## RECORDS PROVIDED
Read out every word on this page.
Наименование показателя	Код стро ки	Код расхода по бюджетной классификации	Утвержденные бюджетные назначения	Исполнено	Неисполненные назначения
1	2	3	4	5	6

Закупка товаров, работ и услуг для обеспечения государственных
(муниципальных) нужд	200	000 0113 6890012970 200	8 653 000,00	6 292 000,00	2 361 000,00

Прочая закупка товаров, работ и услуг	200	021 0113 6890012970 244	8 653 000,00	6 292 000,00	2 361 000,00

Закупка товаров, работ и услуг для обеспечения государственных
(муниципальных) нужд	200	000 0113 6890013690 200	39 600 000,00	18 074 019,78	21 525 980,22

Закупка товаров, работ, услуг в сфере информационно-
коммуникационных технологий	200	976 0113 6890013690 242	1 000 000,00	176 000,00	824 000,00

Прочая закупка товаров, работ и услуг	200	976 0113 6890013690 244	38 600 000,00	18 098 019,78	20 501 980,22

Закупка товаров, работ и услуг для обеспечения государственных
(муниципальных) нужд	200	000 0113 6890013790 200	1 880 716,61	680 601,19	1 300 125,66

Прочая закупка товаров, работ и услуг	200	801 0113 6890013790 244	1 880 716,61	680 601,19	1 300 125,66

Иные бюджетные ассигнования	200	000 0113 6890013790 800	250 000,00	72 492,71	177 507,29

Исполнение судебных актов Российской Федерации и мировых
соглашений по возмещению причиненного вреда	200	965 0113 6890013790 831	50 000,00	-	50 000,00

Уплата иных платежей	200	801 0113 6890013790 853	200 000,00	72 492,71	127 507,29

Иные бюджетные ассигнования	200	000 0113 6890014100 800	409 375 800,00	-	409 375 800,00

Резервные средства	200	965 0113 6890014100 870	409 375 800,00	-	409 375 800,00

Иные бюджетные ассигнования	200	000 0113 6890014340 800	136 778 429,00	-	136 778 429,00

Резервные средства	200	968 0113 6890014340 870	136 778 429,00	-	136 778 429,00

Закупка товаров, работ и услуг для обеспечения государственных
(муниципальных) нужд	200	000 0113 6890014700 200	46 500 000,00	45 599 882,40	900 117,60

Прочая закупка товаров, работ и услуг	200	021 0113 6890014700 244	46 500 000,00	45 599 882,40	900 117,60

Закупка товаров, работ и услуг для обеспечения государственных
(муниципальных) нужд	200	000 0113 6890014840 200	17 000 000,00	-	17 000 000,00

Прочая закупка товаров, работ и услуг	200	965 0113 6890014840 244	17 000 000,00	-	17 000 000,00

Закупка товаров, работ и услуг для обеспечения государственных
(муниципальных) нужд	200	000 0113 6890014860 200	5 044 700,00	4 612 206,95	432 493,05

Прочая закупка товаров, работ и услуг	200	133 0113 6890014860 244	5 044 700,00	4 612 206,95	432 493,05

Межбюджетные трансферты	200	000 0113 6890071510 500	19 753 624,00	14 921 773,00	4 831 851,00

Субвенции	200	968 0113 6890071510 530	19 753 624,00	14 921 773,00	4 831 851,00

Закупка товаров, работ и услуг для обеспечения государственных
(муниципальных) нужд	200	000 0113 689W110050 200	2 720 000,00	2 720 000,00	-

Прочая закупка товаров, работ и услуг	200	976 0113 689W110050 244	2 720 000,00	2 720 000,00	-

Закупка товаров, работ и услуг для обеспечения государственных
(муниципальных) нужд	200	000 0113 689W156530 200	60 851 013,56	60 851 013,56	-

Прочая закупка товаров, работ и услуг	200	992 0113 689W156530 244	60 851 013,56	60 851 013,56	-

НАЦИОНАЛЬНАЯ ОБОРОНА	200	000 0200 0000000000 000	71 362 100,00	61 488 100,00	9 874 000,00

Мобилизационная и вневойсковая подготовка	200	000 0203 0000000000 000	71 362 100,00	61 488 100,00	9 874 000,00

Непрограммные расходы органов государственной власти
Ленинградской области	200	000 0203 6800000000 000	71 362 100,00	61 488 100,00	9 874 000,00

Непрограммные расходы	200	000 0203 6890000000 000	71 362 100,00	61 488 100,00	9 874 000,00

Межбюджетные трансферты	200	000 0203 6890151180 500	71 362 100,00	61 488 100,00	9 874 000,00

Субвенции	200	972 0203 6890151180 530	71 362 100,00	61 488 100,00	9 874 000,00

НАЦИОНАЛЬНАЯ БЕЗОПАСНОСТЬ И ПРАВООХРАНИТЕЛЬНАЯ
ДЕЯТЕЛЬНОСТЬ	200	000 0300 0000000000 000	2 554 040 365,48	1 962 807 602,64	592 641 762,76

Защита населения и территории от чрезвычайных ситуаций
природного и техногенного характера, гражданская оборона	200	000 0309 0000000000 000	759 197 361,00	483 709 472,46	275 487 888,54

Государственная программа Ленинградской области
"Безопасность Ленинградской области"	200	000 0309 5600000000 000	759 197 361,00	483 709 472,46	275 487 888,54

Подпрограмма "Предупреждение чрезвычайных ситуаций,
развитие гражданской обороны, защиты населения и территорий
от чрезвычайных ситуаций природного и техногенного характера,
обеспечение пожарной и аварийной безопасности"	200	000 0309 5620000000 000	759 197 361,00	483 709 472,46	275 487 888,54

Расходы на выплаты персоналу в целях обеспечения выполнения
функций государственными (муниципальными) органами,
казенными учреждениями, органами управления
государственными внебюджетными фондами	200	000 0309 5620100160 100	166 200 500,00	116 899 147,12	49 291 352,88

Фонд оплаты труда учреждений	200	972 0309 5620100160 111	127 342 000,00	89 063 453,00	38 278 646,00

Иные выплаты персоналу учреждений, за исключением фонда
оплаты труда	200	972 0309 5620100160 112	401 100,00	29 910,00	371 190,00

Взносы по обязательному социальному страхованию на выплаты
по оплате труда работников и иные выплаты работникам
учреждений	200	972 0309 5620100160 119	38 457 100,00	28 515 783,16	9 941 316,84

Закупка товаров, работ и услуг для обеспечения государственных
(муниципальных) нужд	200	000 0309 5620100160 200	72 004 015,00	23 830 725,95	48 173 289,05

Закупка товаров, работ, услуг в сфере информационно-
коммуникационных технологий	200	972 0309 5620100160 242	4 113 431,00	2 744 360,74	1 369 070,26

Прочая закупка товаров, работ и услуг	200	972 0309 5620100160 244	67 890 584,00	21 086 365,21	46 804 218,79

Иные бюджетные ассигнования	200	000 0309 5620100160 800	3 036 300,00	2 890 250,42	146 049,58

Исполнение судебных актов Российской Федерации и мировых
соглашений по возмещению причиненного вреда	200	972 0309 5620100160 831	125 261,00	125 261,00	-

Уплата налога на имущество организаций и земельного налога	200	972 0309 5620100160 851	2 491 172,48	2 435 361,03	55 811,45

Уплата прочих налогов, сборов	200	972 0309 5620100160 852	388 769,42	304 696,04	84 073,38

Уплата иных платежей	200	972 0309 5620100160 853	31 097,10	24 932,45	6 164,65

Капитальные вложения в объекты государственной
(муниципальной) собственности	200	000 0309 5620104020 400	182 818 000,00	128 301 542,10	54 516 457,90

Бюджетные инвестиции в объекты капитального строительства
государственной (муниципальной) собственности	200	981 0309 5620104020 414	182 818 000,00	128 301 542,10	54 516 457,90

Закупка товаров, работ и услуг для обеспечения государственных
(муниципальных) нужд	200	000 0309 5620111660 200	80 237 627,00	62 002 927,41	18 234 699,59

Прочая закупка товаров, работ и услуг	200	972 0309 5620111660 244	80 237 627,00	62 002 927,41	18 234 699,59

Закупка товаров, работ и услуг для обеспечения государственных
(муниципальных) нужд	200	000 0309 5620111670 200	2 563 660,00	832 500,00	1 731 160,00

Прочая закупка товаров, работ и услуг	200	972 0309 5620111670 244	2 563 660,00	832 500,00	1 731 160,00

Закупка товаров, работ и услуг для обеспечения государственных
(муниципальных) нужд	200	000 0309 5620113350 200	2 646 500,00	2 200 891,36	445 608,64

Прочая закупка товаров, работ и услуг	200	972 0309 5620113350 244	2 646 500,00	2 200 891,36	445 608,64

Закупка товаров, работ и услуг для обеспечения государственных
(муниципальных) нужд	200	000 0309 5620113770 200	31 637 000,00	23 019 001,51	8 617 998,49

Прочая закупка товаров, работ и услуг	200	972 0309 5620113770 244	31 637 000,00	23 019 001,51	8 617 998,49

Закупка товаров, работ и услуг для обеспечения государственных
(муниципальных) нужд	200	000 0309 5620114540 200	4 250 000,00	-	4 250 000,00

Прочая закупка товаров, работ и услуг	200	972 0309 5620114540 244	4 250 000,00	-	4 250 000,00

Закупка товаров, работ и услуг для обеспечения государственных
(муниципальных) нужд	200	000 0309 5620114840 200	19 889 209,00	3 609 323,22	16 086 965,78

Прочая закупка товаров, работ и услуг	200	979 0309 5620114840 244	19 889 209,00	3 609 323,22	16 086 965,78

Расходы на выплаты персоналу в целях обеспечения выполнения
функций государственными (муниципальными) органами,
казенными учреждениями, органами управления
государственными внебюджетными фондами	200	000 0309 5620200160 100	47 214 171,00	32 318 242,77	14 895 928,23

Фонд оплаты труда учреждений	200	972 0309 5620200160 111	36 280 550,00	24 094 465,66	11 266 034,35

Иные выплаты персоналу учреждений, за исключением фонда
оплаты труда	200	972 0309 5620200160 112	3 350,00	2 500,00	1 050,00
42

## THE PROBLEM
Pick out each line above that includes "возмещению" and show it.

## FINISHED EXERCISE
соглашений по возмещению причиненного вреда	200	965 0113 6890013790 831	50 000,00	-	50 000,00
соглашений по возмещению причиненного вреда	200	972 0309 5620100160 831	125 261,00	125 261,00	-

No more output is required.